** Begin Supplied material **

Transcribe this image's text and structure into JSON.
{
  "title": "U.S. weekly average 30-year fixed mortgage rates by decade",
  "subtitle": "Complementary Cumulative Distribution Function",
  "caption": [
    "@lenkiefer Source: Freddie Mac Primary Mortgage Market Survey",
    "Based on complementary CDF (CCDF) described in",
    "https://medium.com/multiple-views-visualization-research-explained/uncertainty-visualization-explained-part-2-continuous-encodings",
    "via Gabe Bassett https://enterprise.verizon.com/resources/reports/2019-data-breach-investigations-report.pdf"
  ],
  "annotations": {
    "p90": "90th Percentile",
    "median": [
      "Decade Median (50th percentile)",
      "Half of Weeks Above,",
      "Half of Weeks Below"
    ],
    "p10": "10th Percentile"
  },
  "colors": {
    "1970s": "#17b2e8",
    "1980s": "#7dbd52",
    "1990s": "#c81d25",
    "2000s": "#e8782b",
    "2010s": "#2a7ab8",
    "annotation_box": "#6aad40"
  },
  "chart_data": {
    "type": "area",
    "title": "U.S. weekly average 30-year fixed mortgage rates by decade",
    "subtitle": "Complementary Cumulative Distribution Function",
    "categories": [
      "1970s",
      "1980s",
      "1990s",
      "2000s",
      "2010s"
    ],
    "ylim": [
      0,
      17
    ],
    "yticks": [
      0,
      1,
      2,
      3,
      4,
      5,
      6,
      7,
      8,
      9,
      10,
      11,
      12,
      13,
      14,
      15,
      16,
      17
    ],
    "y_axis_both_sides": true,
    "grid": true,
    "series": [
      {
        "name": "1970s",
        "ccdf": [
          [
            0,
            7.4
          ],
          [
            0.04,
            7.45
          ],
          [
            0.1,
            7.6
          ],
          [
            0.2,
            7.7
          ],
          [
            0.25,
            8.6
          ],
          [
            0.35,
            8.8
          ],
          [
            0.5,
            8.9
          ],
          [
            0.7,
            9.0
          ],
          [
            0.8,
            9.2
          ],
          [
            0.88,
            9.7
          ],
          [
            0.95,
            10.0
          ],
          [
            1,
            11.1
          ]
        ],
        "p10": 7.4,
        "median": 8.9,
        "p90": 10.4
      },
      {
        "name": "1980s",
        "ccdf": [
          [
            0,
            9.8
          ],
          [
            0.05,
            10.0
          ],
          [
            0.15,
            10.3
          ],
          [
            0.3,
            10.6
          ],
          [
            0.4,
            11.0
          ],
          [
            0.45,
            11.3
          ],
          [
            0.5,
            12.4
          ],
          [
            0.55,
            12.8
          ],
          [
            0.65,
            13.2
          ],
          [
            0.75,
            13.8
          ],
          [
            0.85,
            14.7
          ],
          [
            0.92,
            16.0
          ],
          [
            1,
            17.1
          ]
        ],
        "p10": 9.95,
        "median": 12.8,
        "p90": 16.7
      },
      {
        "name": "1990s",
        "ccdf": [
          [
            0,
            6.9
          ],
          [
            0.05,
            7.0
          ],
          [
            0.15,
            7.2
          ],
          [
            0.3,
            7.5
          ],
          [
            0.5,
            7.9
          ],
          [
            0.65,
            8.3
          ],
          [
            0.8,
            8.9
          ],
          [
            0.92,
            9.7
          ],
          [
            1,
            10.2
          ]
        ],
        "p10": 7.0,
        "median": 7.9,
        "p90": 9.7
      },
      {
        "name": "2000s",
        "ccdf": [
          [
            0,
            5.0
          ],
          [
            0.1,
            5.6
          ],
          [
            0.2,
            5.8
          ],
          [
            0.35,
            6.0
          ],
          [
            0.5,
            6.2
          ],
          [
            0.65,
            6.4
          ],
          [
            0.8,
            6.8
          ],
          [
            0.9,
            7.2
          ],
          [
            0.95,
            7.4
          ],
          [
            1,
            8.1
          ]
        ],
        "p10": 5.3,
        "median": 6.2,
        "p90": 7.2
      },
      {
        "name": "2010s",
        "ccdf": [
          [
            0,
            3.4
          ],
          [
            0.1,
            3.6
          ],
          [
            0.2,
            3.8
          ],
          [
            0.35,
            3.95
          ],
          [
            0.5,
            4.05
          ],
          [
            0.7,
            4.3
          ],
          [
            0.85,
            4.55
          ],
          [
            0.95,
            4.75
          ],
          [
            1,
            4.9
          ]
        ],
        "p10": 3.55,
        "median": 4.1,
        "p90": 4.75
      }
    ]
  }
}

** End Supplied material **

= What you need to do =
Copy all the records above precisely.

= Reply to the task =
Transcribe this image's text and structure into JSON.
{
  "title": "U.S. weekly average 30-year fixed mortgage rates by decade",
  "subtitle": "Complementary Cumulative Distribution Function",
  "caption": [
    "@lenkiefer Source: Freddie Mac Primary Mortgage Market Survey",
    "Based on complementary CDF (CCDF) described in",
    "https://medium.com/multiple-views-visualization-research-explained/uncertainty-visualization-explained-part-2-continuous-encodings",
    "via Gabe Bassett https://enterprise.verizon.com/resources/reports/2019-data-breach-investigations-report.pdf"
  ],
  "annotations": {
    "p90": "90th Percentile",
    "median": [
      "Decade Median (50th percentile)",
      "Half of Weeks Above,",
      "Half of Weeks Below"
    ],
    "p10": "10th Percentile"
  },
  "colors": {
    "1970s": "#17b2e8",
    "1980s": "#7dbd52",
    "1990s": "#c81d25",
    "2000s": "#e8782b",
    "2010s": "#2a7ab8",
    "annotation_box": "#6aad40"
  },
  "chart_data": {
    "type": "area",
    "title": "U.S. weekly average 30-year fixed mortgage rates by decade",
    "subtitle": "Complementary Cumulative Distribution Function",
    "categories": [
      "1970s",
      "1980s",
      "1990s",
      "2000s",
      "2010s"
    ],
    "ylim": [
      0,
      17
    ],
    "yticks": [
      0,
      1,
      2,
      3,
      4,
      5,
      6,
      7,
      8,
      9,
      10,
      11,
      12,
      13,
      14,
      15,
      16,
      17
    ],
    "y_axis_both_sides": true,
    "grid": true,
    "series": [
      {
        "name": "1970s",
        "ccdf": [
          [
            0,
            7.4
          ],
          [
            0.04,
            7.45
          ],
          [
            0.1,
            7.6
          ],
          [
            0.2,
            7.7
          ],
          [
            0.25,
            8.6
          ],
          [
            0.35,
            8.8
          ],
          [
            0.5,
            8.9
          ],
          [
            0.7,
            9.0
          ],
          [
            0.8,
            9.2
          ],
          [
            0.88,
            9.7
          ],
          [
            0.95,
            10.0
          ],
          [
            1,
            11.1
          ]
        ],
        "p10": 7.4,
        "median": 8.9,
        "p90": 10.4
      },
      {
        "name": "1980s",
        "ccdf": [
          [
            0,
            9.8
          ],
          [
            0.05,
            10.0
          ],
          [
            0.15,
            10.3
          ],
          [
            0.3,
            10.6
          ],
          [
            0.4,
            11.0
          ],
          [
            0.45,
            11.3
          ],
          [
            0.5,
            12.4
          ],
          [
            0.55,
            12.8
          ],
          [
            0.65,
            13.2
          ],
          [
            0.75,
            13.8
          ],
          [
            0.85,
            14.7
          ],
          [
            0.92,
            16.0
          ],
          [
            1,
            17.1
          ]
        ],
        "p10": 9.95,
        "median": 12.8,
        "p90": 16.7
      },
      {
        "name": "1990s",
        "ccdf": [
          [
            0,
            6.9
          ],
          [
            0.05,
            7.0
          ],
          [
            0.15,
            7.2
          ],
          [
            0.3,
            7.5
          ],
          [
            0.5,
            7.9
          ],
          [
            0.65,
            8.3
          ],
          [
            0.8,
            8.9
          ],
          [
            0.92,
            9.7
          ],
          [
            1,
            10.2
          ]
        ],
        "p10": 7.0,
        "median": 7.9,
        "p90": 9.7
      },
      {
        "name": "2000s",
        "ccdf": [
          [
            0,
            5.0
          ],
          [
            0.1,
            5.6
          ],
          [
            0.2,
            5.8
          ],
          [
            0.35,
            6.0
          ],
          [
            0.5,
            6.2
          ],
          [
            0.65,
            6.4
          ],
          [
            0.8,
            6.8
          ],
          [
            0.9,
            7.2
          ],
          [
            0.95,
            7.4
          ],
          [
            1,
            8.1
          ]
        ],
        "p10": 5.3,
        "median": 6.2,
        "p90": 7.2
      },
      {
        "name": "2010s",
        "ccdf": [
          [
            0,
            3.4
          ],
          [
            0.1,
            3.6
          ],
          [
            0.2,
            3.8
          ],
          [
            0.35,
            3.95
          ],
          [
            0.5,
            4.05
          ],
          [
            0.7,
            4.3
          ],
          [
            0.85,
            4.55
          ],
          [
            0.95,
            4.75
          ],
          [
            1,
            4.9
          ]
        ],
        "p10": 3.55,
        "median": 4.1,
        "p90": 4.75
      }
    ]
  }
}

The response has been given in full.